■ Task description ■
Look through the material and copy each line holding "Henares".

■ Records provided ■
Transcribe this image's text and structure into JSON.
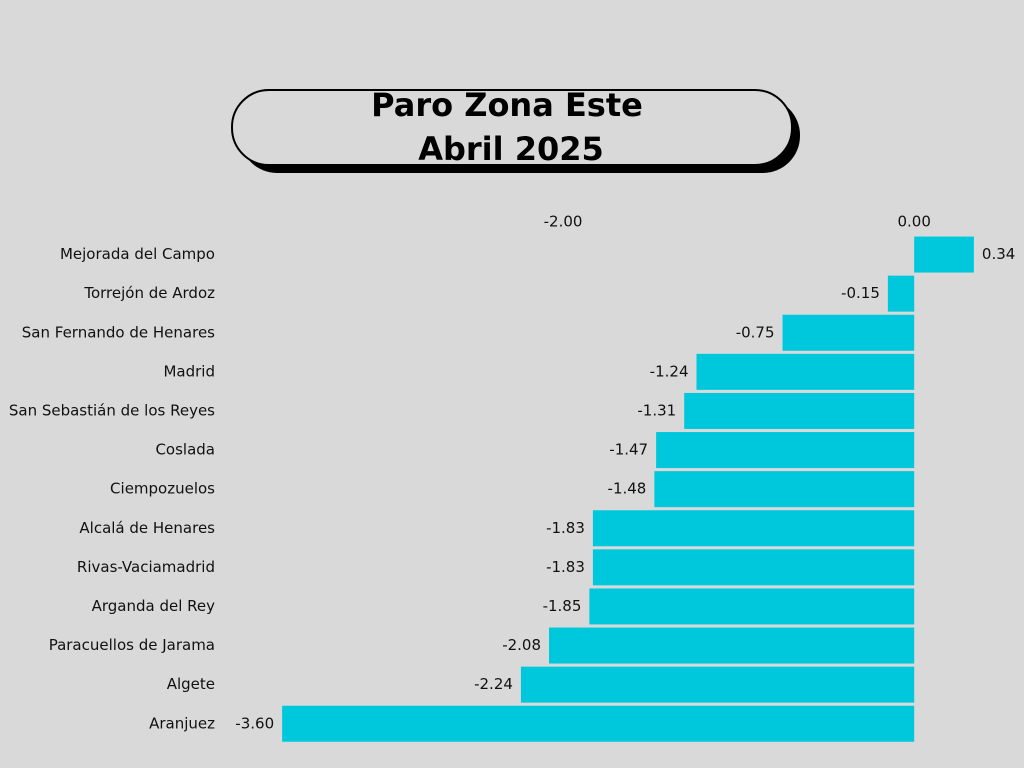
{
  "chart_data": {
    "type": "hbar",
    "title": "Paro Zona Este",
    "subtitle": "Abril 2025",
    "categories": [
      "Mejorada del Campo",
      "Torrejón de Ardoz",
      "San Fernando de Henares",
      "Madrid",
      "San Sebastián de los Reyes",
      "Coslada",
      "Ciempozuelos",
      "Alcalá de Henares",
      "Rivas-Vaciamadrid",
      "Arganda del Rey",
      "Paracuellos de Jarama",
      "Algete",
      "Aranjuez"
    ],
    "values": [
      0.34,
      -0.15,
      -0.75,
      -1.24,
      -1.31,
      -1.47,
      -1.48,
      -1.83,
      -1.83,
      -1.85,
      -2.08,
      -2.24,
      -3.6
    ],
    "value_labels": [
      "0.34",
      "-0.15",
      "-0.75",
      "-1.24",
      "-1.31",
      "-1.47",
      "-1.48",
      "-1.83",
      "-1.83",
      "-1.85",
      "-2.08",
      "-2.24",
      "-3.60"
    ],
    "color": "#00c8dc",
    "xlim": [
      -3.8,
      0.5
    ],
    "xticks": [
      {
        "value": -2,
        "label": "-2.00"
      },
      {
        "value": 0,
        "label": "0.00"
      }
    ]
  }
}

* * *

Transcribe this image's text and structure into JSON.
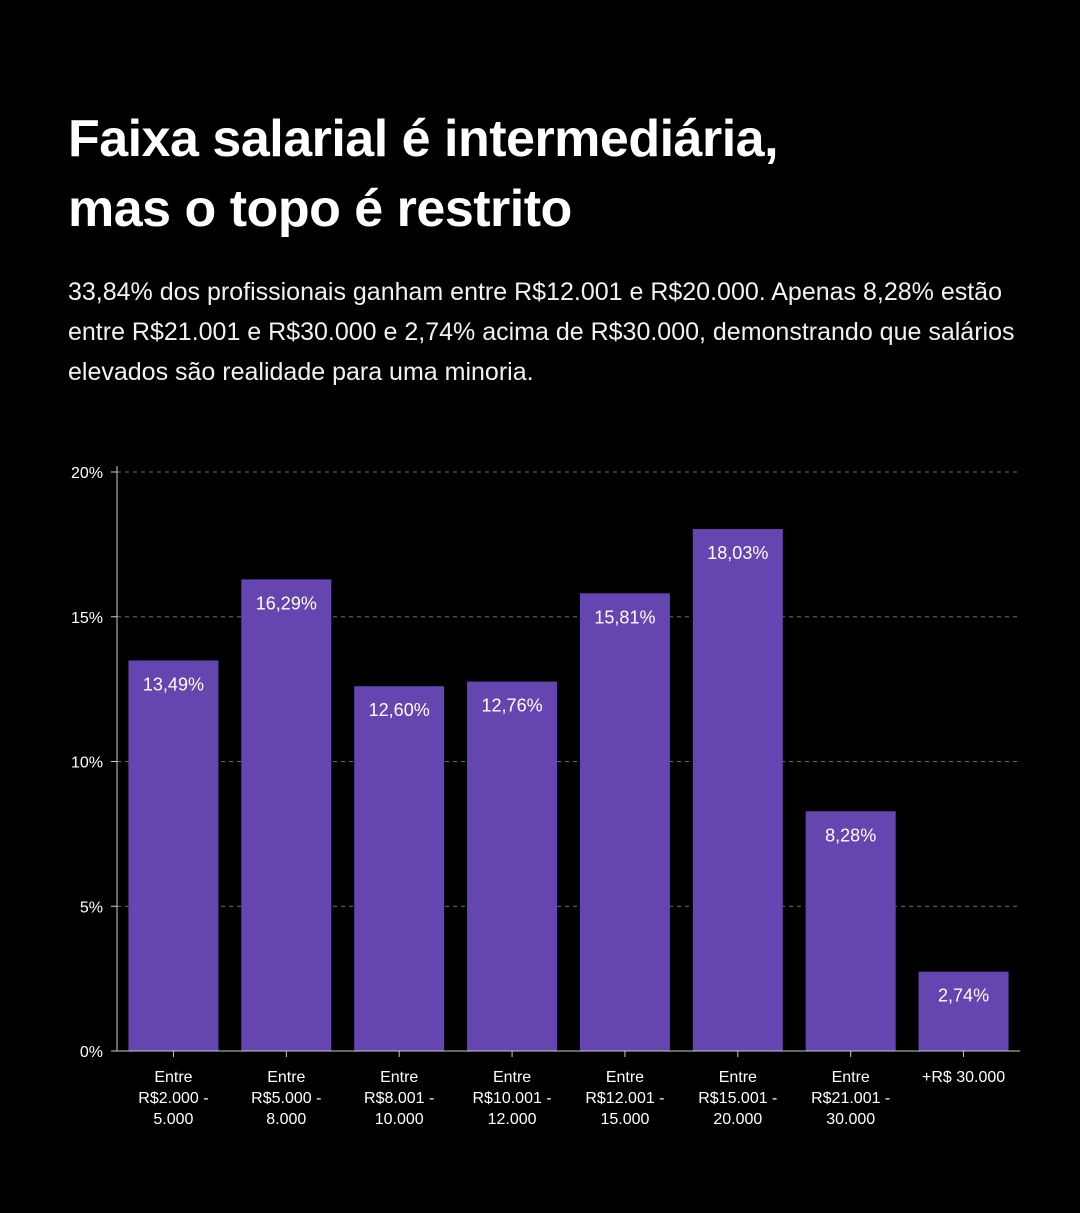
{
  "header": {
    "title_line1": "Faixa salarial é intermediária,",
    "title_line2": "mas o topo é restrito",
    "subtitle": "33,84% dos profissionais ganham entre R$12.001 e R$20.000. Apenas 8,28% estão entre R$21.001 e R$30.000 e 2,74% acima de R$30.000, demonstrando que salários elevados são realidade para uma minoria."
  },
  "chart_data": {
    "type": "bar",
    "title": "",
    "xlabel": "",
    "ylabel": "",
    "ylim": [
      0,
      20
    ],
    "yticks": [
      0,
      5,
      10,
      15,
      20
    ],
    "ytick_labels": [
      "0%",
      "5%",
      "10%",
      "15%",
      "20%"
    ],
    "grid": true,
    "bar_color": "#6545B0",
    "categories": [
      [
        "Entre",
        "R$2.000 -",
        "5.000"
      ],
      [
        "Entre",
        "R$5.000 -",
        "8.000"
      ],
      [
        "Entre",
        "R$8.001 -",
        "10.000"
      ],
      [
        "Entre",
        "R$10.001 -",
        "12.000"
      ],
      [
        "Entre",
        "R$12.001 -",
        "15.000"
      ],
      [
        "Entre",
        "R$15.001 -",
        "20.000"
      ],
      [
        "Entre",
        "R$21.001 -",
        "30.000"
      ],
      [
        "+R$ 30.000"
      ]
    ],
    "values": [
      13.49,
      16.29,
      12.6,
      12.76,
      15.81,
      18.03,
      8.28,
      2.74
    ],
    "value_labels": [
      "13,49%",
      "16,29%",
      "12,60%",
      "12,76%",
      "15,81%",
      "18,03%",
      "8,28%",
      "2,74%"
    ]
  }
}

■ The completed task ■
      "San Fernando de Henares",
      "Alcalá de Henares",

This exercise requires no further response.